→ Given instruction:
Locate the word "Indique" in the material, then show every line that holds it.

→ Stored records:
####################
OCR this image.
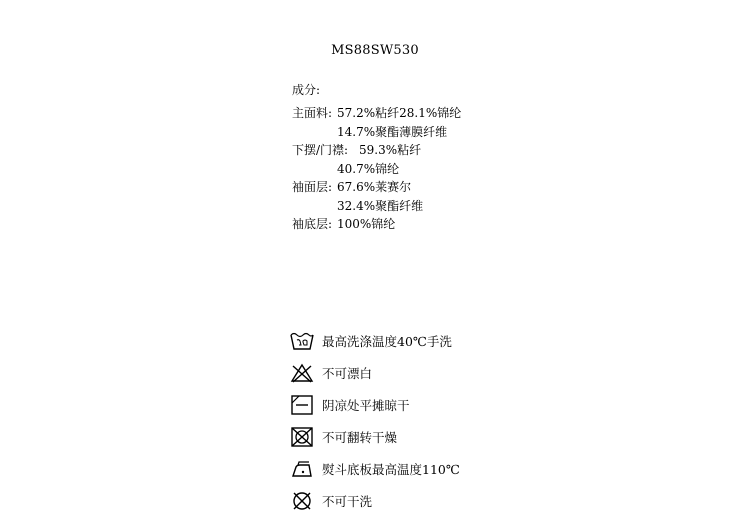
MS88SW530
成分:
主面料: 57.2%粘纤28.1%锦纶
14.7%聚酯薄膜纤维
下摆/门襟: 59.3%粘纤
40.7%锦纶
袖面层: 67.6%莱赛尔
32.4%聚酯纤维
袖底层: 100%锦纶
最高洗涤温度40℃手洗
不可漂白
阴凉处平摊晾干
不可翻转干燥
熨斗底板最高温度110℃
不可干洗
####################
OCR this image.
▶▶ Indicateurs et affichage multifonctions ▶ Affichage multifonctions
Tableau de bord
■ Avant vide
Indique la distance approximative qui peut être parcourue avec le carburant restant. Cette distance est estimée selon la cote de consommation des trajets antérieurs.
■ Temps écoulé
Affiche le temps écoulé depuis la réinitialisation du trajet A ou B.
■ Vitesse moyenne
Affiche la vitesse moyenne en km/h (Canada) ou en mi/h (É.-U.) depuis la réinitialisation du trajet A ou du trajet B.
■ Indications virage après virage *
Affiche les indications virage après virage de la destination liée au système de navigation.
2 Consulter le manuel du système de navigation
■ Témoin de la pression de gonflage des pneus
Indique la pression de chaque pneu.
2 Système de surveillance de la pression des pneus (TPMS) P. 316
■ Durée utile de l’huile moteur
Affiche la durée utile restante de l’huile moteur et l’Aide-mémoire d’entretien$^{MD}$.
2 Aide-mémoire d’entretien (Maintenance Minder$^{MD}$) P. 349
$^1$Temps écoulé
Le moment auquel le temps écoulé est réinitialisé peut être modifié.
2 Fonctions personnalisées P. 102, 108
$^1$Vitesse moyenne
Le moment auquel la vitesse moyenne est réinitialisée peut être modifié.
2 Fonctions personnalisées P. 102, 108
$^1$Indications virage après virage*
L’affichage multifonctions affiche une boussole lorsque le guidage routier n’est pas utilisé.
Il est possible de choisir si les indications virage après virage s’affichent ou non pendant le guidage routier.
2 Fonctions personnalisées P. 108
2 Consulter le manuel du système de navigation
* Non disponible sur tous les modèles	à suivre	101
####################
→ Task result:
Indique la distance approximative qui peut être parcourue avec le carburant restant. Cette distance est estimée selon la cote de consommation des trajets antérieurs.
Indique la pression de chaque pneu.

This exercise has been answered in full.